Document segment:
= = = = = = =
Wednesday 13 February 2013

February 13, 2013

Pope: Pray for me, future Pope, the Lord will guide us!

   As soon as the Holy Father emerged onto the stage from the side door the crowds erupted in greeting. “Dear brothers and sisters, as you know I decided", he began only to be interrupted with prolonged applause. “Thank you for your kindness” he responded and began again. “I decided to resign from the ministry that the Lord had entrusted me on April 19, 2005. I did this in full freedom” the Pope added forcefully, “for the good of the Church after having prayed at length and examined my conscience before God, well aware of the gravity of this act”.
   But continued Pope Benedict, “I was also well aware that I was no longer able to fulfil the Petrine Ministry with that strength that it demands. What sustains and illuminates me is the certainty that the Church belongs to Christ whose care and guidance will never be lacking. I thank you all for the love and prayer with which you have accompanied me”. Again the Pope was interrupted by lengthy applause, and visibly moved he continued: “I have felt, almost physically, your prayers in these days which are not easy for me, the strength which the love of the Church and your prayers brings to me. Continue to pray for me and for the future Pope, the Lord will guide us!"
= = = = = = =
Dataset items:
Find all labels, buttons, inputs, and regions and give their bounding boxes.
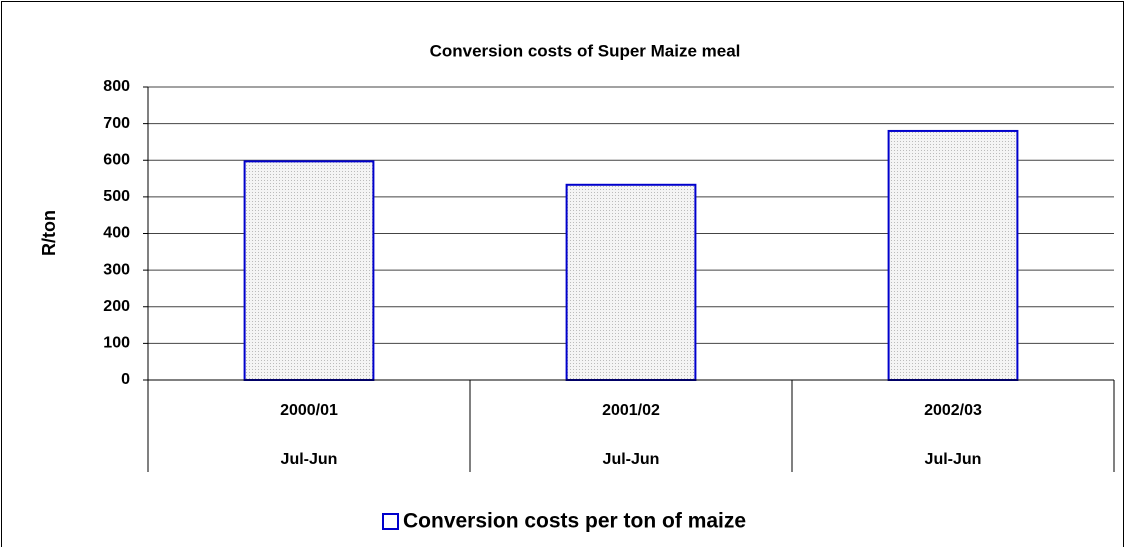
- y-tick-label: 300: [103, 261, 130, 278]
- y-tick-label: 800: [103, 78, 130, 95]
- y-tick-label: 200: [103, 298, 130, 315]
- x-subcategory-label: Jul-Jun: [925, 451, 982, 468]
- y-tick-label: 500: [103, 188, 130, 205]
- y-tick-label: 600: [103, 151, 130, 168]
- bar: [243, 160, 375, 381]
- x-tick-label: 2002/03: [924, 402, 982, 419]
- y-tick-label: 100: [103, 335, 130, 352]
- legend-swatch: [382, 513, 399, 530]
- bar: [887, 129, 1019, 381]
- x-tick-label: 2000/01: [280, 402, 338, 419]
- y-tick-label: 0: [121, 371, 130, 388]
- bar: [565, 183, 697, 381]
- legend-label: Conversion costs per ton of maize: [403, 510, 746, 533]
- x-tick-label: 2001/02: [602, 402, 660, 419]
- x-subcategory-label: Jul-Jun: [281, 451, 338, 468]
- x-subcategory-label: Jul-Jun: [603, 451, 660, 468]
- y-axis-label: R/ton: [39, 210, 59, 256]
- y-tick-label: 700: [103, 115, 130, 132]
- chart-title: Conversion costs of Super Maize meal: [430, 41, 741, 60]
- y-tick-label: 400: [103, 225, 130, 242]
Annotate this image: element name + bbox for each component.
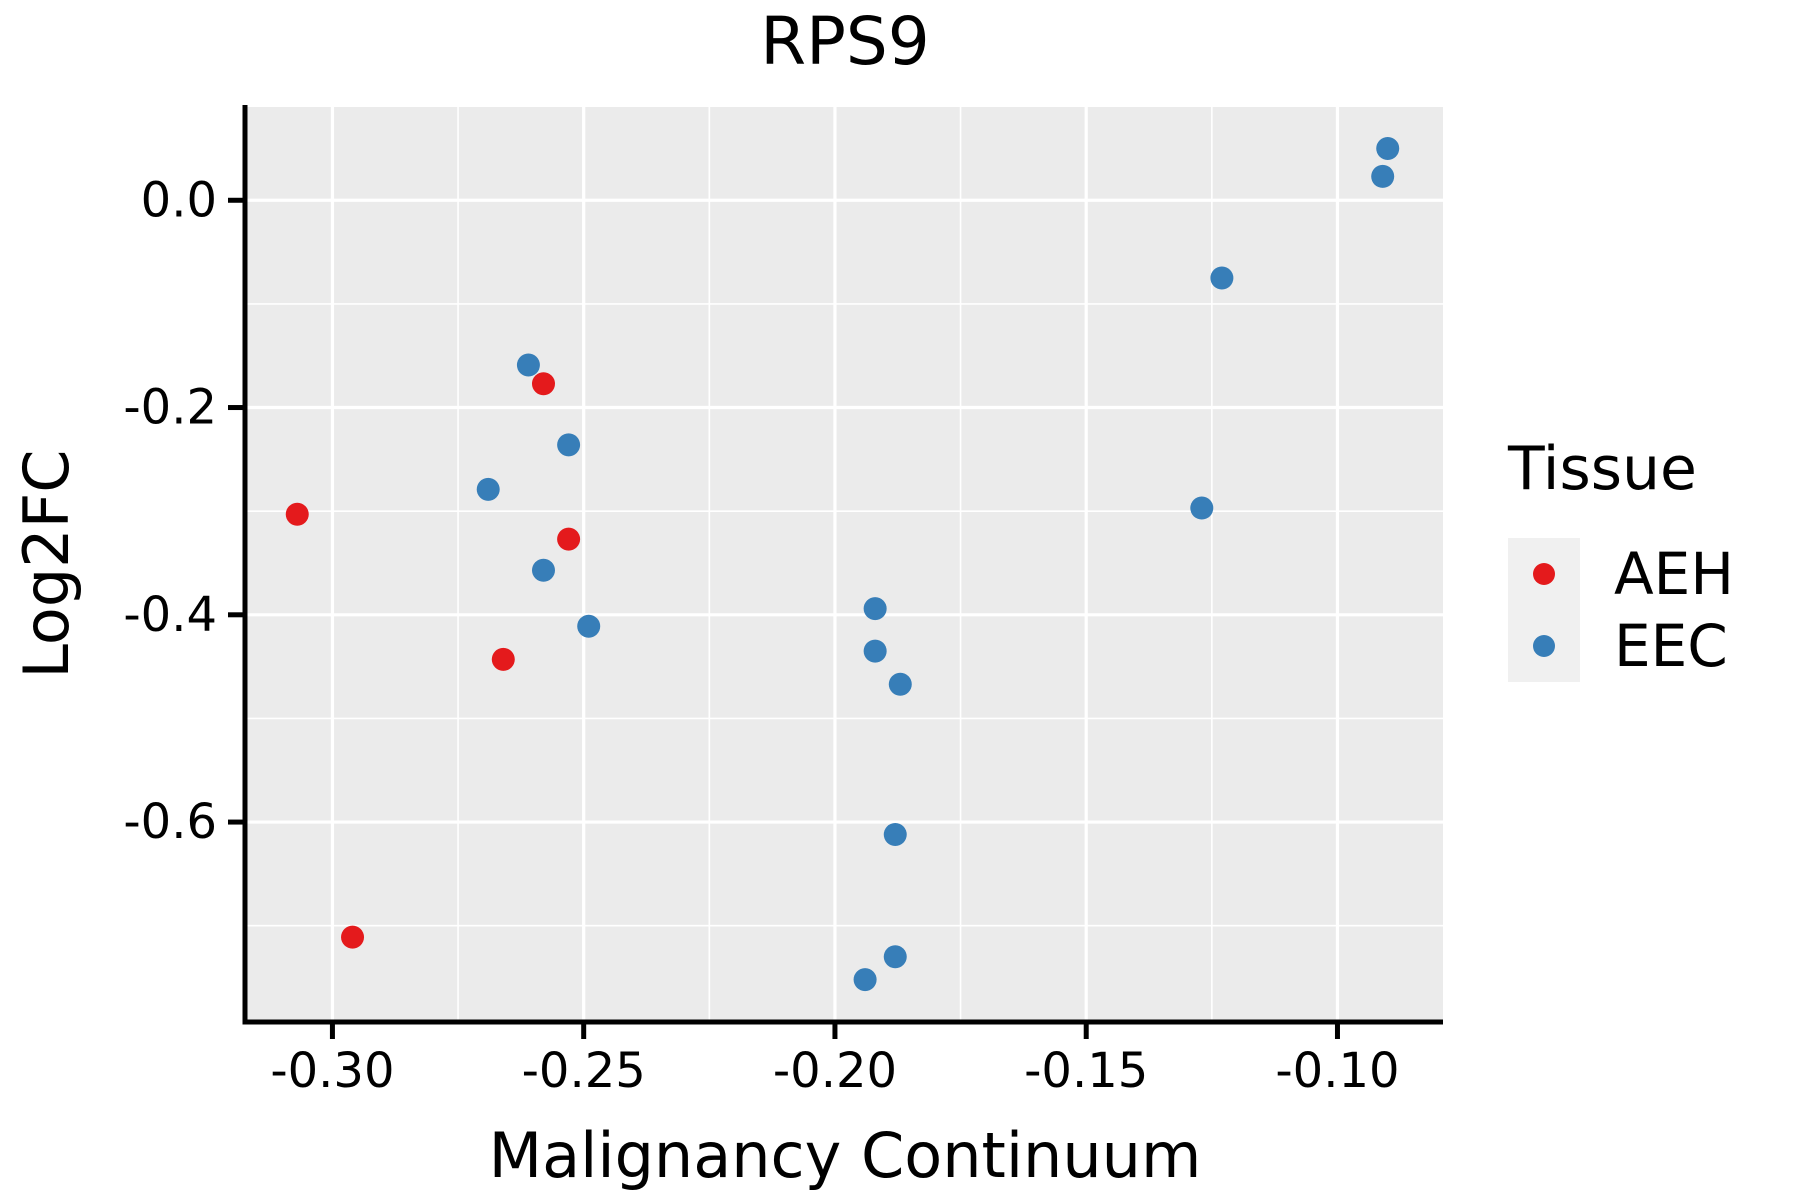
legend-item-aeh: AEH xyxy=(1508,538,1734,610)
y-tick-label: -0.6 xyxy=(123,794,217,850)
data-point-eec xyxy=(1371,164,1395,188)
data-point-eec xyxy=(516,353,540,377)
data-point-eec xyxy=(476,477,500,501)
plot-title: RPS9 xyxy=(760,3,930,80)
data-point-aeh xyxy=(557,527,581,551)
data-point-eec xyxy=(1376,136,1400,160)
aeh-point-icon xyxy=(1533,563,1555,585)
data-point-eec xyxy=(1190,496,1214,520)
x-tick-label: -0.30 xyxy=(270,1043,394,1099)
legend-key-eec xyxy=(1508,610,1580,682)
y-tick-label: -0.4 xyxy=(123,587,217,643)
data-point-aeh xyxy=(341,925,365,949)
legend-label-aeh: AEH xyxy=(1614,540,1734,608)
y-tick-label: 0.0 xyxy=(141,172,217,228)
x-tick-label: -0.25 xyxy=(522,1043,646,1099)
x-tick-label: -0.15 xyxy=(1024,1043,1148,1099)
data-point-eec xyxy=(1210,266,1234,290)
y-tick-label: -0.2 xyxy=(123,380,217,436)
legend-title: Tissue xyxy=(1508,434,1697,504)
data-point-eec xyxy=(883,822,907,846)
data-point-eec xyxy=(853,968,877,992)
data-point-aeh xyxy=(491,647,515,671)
= = = = = = =
Set problem 1: Copy out the whole text on the Pope's resignation, word for word.
Set problem 2: In the listing, rewrite the lines starting with the line with "- y-tick-label: 300: [103, 261, 130, 278]" and going on through the line with "- bar: [887, 129, 1019, 381]", renaming "y-tick-label" as "y-axis-tick-label" and leaving everything else unchanged.

Full response 1:
Wednesday 13 February 2013

February 13, 2013

Pope: Pray for me, future Pope, the Lord will guide us!

   As soon as the Holy Father emerged onto the stage from the side door the crowds erupted in greeting. “Dear brothers and sisters, as you know I decided", he began only to be interrupted with prolonged applause. “Thank you for your kindness” he responded and began again. “I decided to resign from the ministry that the Lord had entrusted me on April 19, 2005. I did this in full freedom” the Pope added forcefully, “for the good of the Church after having prayed at length and examined my conscience before God, well aware of the gravity of this act”.
   But continued Pope Benedict, “I was also well aware that I was no longer able to fulfil the Petrine Ministry with that strength that it demands. What sustains and illuminates me is the certainty that the Church belongs to Christ whose care and guidance will never be lacking. I thank you all for the love and prayer with which you have accompanied me”. Again the Pope was interrupted by lengthy applause, and visibly moved he continued: “I have felt, almost physically, your prayers in these days which are not easy for me, the strength which the love of the Church and your prayers brings to me. Continue to pray for me and for the future Pope, the Lord will guide us!"

Full response 2:
- y-axis-tick-label: 300: [103, 261, 130, 278]
- y-axis-tick-label: 800: [103, 78, 130, 95]
- y-axis-tick-label: 200: [103, 298, 130, 315]
- x-subcategory-label: Jul-Jun: [925, 451, 982, 468]
- y-axis-tick-label: 500: [103, 188, 130, 205]
- y-axis-tick-label: 600: [103, 151, 130, 168]
- bar: [243, 160, 375, 381]
- x-tick-label: 2002/03: [924, 402, 982, 419]
- y-axis-tick-label: 100: [103, 335, 130, 352]
- legend-swatch: [382, 513, 399, 530]
- bar: [887, 129, 1019, 381]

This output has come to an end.